[Prompt]:
Copy each line that contains the string "Montney".

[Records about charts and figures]
━━━━━━━━━━━━━━━━━━━━━━━━━━━━━━
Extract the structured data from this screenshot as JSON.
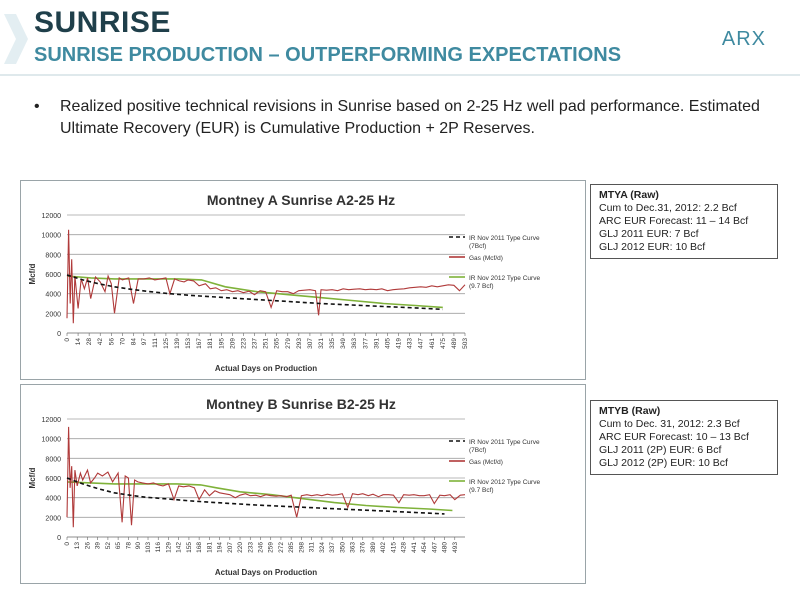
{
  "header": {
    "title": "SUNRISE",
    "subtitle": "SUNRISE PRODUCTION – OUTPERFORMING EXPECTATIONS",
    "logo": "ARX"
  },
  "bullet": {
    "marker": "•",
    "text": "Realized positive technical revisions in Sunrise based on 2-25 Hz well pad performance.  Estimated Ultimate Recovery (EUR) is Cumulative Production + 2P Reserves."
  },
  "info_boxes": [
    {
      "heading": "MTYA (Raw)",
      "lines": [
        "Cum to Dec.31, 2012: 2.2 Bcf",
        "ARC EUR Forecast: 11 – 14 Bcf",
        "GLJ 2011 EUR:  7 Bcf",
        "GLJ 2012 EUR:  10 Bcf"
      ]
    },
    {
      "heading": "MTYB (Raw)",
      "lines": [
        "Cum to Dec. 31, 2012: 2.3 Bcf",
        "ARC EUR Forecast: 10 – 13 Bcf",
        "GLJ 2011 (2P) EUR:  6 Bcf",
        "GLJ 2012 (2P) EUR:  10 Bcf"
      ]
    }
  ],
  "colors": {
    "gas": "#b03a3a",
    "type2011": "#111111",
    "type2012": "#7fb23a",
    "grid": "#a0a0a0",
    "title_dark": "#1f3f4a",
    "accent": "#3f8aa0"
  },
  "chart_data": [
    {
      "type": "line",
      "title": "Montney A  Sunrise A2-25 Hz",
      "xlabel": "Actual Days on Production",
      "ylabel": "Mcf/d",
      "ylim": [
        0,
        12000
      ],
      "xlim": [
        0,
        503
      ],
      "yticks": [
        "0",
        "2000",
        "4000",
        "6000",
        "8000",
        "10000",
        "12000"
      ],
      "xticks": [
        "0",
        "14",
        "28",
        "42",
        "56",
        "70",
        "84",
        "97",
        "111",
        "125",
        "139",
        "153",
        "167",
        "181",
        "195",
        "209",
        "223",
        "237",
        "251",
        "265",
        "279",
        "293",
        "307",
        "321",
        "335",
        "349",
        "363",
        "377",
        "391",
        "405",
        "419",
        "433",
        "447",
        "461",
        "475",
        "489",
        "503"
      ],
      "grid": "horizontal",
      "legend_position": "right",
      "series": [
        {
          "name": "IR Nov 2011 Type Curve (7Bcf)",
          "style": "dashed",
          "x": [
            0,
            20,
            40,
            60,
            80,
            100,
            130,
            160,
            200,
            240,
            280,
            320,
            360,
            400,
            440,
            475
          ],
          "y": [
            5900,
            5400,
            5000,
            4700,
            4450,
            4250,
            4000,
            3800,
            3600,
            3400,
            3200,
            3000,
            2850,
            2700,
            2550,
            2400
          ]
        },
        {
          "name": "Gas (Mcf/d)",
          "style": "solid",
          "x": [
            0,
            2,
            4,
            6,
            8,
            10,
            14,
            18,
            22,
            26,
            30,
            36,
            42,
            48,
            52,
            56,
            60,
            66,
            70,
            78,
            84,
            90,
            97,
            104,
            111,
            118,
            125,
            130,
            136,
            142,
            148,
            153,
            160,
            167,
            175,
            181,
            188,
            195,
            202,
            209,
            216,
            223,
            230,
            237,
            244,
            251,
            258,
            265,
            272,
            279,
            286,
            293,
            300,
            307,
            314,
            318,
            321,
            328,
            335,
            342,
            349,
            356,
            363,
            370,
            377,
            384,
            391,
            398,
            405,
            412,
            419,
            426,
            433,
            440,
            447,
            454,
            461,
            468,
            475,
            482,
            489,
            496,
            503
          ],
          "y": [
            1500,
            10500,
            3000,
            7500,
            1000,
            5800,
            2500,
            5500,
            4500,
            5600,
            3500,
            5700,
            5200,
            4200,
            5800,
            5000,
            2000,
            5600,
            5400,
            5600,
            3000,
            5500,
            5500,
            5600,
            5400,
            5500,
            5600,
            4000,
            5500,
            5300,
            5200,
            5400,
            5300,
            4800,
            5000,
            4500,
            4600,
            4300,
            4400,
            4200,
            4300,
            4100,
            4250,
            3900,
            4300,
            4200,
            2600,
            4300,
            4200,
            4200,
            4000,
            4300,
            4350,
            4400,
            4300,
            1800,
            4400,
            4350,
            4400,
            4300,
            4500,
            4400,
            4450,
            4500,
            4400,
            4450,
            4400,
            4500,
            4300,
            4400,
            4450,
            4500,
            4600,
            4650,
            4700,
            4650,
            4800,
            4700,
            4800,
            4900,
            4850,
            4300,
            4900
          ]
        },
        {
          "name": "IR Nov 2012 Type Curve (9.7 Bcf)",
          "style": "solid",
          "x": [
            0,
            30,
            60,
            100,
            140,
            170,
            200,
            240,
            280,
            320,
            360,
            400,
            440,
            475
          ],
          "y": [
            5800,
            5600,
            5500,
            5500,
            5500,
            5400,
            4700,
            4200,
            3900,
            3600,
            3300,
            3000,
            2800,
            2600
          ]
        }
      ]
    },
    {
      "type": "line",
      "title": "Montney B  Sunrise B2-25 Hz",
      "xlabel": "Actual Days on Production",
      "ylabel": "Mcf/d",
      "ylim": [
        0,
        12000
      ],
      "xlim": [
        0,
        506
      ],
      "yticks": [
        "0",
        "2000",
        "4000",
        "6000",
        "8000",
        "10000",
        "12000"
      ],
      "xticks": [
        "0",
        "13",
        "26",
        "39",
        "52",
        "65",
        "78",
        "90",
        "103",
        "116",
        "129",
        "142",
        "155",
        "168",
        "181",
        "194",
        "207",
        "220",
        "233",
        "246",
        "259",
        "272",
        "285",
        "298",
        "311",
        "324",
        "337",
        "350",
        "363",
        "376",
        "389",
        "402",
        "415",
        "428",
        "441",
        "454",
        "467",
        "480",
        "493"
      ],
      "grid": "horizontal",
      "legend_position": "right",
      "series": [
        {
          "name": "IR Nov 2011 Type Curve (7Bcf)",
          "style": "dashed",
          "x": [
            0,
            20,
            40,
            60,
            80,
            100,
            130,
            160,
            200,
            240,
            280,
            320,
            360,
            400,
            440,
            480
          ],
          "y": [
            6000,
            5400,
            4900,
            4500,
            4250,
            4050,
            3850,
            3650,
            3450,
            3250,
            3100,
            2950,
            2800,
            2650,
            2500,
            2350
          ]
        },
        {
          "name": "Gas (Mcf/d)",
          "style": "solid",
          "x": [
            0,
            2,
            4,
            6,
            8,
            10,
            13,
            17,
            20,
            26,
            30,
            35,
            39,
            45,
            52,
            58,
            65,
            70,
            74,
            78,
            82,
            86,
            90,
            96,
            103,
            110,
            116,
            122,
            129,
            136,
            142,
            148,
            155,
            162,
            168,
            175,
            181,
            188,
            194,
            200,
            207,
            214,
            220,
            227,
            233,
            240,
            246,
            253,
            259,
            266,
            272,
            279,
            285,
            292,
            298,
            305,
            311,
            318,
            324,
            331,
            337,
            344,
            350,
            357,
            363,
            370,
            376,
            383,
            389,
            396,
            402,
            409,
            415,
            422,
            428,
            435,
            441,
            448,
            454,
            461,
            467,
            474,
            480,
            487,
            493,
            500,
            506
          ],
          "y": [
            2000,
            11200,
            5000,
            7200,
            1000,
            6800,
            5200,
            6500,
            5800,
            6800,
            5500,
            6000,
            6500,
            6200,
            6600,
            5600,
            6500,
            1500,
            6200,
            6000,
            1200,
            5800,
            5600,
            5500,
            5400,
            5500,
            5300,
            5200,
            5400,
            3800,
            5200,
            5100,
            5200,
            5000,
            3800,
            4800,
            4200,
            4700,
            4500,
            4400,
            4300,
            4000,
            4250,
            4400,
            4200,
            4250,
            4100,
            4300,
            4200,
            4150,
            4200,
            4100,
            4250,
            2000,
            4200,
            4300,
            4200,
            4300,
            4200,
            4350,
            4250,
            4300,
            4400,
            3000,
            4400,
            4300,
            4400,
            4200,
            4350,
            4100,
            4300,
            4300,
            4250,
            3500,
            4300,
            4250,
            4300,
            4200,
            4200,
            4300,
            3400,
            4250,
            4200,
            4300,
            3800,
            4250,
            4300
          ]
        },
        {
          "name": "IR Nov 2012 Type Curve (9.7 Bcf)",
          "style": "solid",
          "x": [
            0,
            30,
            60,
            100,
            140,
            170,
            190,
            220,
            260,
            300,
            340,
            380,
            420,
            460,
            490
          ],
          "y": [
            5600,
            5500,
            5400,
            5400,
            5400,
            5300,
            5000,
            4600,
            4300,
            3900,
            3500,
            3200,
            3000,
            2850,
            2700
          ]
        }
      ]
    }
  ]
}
━━━━━━━━━━━━━━━━━━━━━━━━━━━━━━
[Answer for this exercise]:
      "title": "Montney A  Sunrise A2-25 Hz",
      "title": "Montney B  Sunrise B2-25 Hz",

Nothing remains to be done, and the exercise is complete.